**Task description:** The records are to be restated in their entirety, word for word.

**Stored records:**
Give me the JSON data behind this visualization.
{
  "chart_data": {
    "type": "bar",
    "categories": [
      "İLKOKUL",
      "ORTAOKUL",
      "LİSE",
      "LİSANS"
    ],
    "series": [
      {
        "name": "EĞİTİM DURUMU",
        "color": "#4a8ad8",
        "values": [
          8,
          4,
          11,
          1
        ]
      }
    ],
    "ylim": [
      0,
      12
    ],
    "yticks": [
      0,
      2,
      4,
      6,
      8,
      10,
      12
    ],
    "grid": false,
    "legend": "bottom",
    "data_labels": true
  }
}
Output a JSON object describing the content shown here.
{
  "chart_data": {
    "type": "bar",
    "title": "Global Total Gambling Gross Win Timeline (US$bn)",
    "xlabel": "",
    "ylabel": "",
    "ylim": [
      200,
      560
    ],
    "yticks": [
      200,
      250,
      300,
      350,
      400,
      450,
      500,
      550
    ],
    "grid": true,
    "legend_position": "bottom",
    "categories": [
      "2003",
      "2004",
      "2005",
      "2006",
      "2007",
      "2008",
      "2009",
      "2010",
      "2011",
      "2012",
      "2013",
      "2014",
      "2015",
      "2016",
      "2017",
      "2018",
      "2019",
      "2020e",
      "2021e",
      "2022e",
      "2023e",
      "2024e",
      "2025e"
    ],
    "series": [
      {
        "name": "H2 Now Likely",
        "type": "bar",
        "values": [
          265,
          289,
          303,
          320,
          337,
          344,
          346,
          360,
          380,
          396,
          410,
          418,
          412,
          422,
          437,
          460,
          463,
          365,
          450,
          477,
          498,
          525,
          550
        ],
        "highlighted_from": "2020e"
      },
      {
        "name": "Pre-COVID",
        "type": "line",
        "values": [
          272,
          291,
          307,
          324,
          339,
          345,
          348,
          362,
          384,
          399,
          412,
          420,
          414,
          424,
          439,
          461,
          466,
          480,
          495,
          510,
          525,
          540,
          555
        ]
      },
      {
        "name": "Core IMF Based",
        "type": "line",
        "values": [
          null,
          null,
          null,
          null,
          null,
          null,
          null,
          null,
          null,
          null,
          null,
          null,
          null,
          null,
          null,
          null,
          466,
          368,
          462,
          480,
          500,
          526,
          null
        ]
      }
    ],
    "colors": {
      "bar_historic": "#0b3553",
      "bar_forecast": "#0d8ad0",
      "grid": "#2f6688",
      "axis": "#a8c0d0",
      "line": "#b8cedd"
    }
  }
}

**Task result:**
Give me the JSON data behind this visualization.
{
  "chart_data": {
    "type": "bar",
    "categories": [
      "İLKOKUL",
      "ORTAOKUL",
      "LİSE",
      "LİSANS"
    ],
    "series": [
      {
        "name": "EĞİTİM DURUMU",
        "color": "#4a8ad8",
        "values": [
          8,
          4,
          11,
          1
        ]
      }
    ],
    "ylim": [
      0,
      12
    ],
    "yticks": [
      0,
      2,
      4,
      6,
      8,
      10,
      12
    ],
    "grid": false,
    "legend": "bottom",
    "data_labels": true
  }
}
Output a JSON object describing the content shown here.
{
  "chart_data": {
    "type": "bar",
    "title": "Global Total Gambling Gross Win Timeline (US$bn)",
    "xlabel": "",
    "ylabel": "",
    "ylim": [
      200,
      560
    ],
    "yticks": [
      200,
      250,
      300,
      350,
      400,
      450,
      500,
      550
    ],
    "grid": true,
    "legend_position": "bottom",
    "categories": [
      "2003",
      "2004",
      "2005",
      "2006",
      "2007",
      "2008",
      "2009",
      "2010",
      "2011",
      "2012",
      "2013",
      "2014",
      "2015",
      "2016",
      "2017",
      "2018",
      "2019",
      "2020e",
      "2021e",
      "2022e",
      "2023e",
      "2024e",
      "2025e"
    ],
    "series": [
      {
        "name": "H2 Now Likely",
        "type": "bar",
        "values": [
          265,
          289,
          303,
          320,
          337,
          344,
          346,
          360,
          380,
          396,
          410,
          418,
          412,
          422,
          437,
          460,
          463,
          365,
          450,
          477,
          498,
          525,
          550
        ],
        "highlighted_from": "2020e"
      },
      {
        "name": "Pre-COVID",
        "type": "line",
        "values": [
          272,
          291,
          307,
          324,
          339,
          345,
          348,
          362,
          384,
          399,
          412,
          420,
          414,
          424,
          439,
          461,
          466,
          480,
          495,
          510,
          525,
          540,
          555
        ]
      },
      {
        "name": "Core IMF Based",
        "type": "line",
        "values": [
          null,
          null,
          null,
          null,
          null,
          null,
          null,
          null,
          null,
          null,
          null,
          null,
          null,
          null,
          null,
          null,
          466,
          368,
          462,
          480,
          500,
          526,
          null
        ]
      }
    ],
    "colors": {
      "bar_historic": "#0b3553",
      "bar_forecast": "#0d8ad0",
      "grid": "#2f6688",
      "axis": "#a8c0d0",
      "line": "#b8cedd"
    }
  }
}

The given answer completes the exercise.